* Exercise directions
Can you give the lines from the one with "What elements are" to the one with "borosilicate-text: Freezer safe" as a Markdown table with the columns Row and Line, leaving out blank lines and the pictures?

* Extracted information
---+---

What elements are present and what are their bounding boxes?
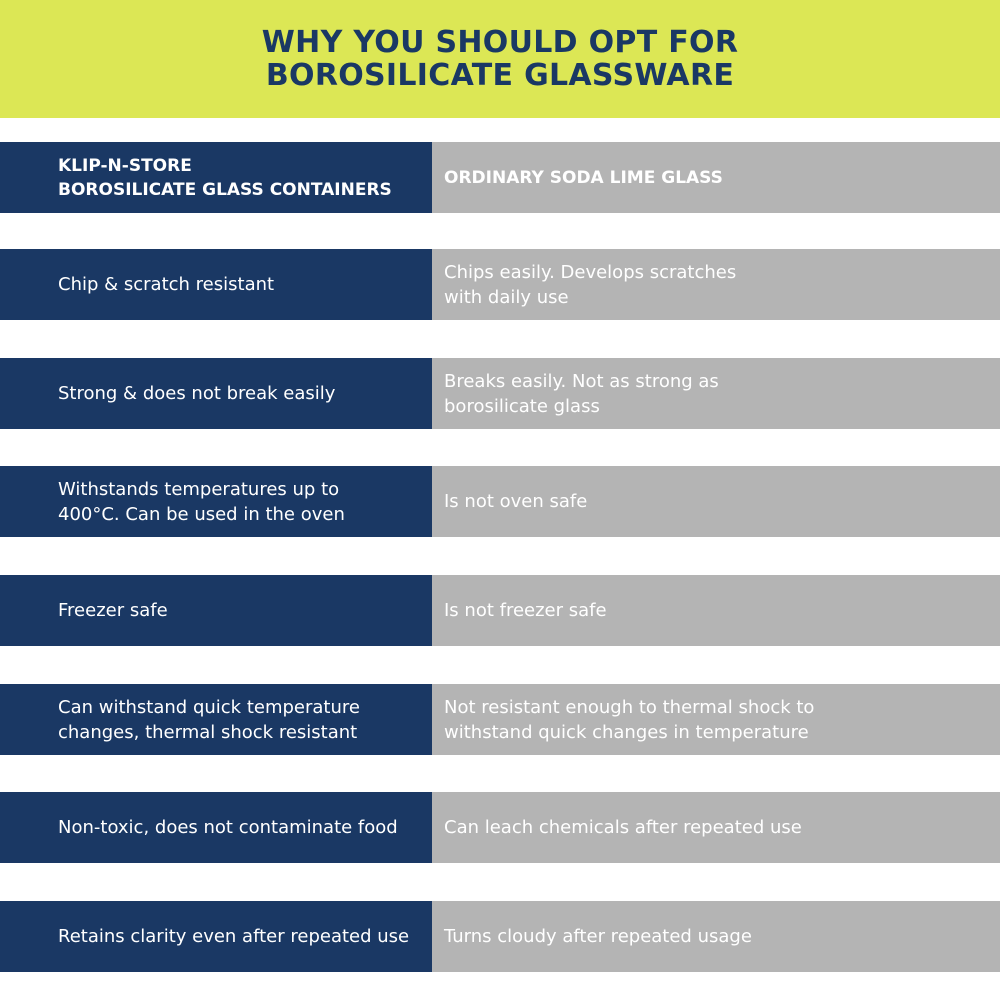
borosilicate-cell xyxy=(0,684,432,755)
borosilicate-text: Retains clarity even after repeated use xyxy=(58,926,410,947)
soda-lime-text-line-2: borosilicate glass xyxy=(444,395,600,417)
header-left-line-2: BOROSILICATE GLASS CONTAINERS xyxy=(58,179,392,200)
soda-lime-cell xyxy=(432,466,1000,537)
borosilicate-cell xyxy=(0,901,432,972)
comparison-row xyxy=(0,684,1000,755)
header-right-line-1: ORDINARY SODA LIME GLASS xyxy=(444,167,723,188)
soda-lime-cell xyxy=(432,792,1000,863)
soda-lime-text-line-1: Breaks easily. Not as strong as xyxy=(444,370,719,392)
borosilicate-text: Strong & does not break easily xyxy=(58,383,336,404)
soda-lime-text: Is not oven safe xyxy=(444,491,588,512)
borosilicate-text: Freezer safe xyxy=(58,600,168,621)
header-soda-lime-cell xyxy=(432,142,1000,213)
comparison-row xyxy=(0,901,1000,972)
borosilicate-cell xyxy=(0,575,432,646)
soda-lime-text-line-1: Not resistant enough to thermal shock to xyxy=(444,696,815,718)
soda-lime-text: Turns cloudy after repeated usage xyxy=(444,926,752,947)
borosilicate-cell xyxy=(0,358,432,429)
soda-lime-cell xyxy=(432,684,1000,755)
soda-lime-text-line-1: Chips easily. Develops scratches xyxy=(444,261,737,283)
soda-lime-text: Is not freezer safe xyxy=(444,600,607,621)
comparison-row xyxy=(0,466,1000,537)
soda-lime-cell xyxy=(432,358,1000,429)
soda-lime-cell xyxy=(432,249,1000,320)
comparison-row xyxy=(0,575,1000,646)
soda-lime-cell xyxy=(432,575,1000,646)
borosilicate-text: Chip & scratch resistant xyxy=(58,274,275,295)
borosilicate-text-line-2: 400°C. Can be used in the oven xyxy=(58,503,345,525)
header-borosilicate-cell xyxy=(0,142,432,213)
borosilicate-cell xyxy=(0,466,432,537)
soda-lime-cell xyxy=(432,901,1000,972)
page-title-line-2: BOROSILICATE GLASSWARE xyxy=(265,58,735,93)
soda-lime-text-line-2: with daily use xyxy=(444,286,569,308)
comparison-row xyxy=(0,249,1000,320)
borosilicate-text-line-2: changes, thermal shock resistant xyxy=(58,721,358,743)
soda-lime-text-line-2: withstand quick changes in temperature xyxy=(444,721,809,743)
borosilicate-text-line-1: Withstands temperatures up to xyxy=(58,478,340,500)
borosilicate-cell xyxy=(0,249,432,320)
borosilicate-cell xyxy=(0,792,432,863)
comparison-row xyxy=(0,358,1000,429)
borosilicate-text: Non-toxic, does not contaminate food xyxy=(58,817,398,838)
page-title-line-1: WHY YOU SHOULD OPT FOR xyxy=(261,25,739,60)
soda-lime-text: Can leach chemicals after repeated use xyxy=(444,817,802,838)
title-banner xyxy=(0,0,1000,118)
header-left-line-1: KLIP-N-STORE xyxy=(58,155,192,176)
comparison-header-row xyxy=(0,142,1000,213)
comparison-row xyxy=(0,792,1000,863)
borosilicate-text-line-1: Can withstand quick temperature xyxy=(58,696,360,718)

---+---

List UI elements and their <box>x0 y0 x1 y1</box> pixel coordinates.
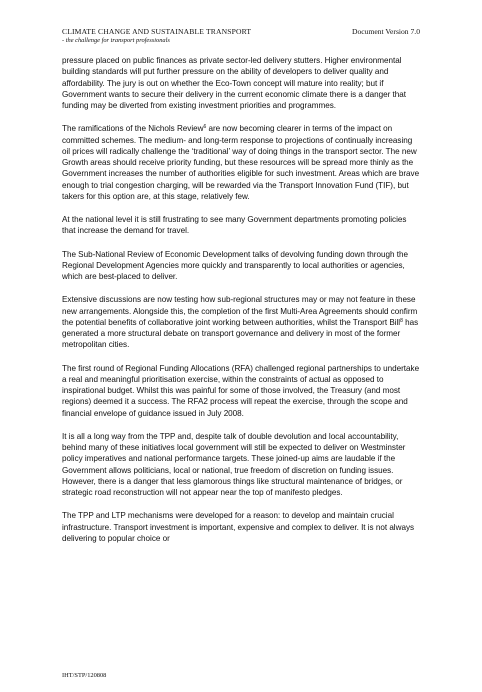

---+---

* Exercise response
| Row | Line |
|---|---|
| 1 | What elements are present and what are their bounding boxes? |
| 2 | borosilicate-cell xyxy=(0,684,432,755) |
| 3 | borosilicate-text: Retains clarity even after repeated use xyxy=(58,926,410,947) |
| 4 | soda-lime-text-line-2: borosilicate glass xyxy=(444,395,600,417) |
| 5 | header-left-line-2: BOROSILICATE GLASS CONTAINERS xyxy=(58,179,392,200) |
| 6 | soda-lime-cell xyxy=(432,466,1000,537) |
| 7 | borosilicate-cell xyxy=(0,901,432,972) |
| 8 | comparison-row xyxy=(0,684,1000,755) |
| 9 | header-right-line-1: ORDINARY SODA LIME GLASS xyxy=(444,167,723,188) |
| 10 | soda-lime-cell xyxy=(432,792,1000,863) |
| 11 | soda-lime-text-line-1: Breaks easily. Not as strong as xyxy=(444,370,719,392) |
| 12 | borosilicate-text: Strong & does not break easily xyxy=(58,383,336,404) |
| 13 | soda-lime-text: Is not oven safe xyxy=(444,491,588,512) |
| 14 | borosilicate-text: Freezer safe xyxy=(58,600,168,621) |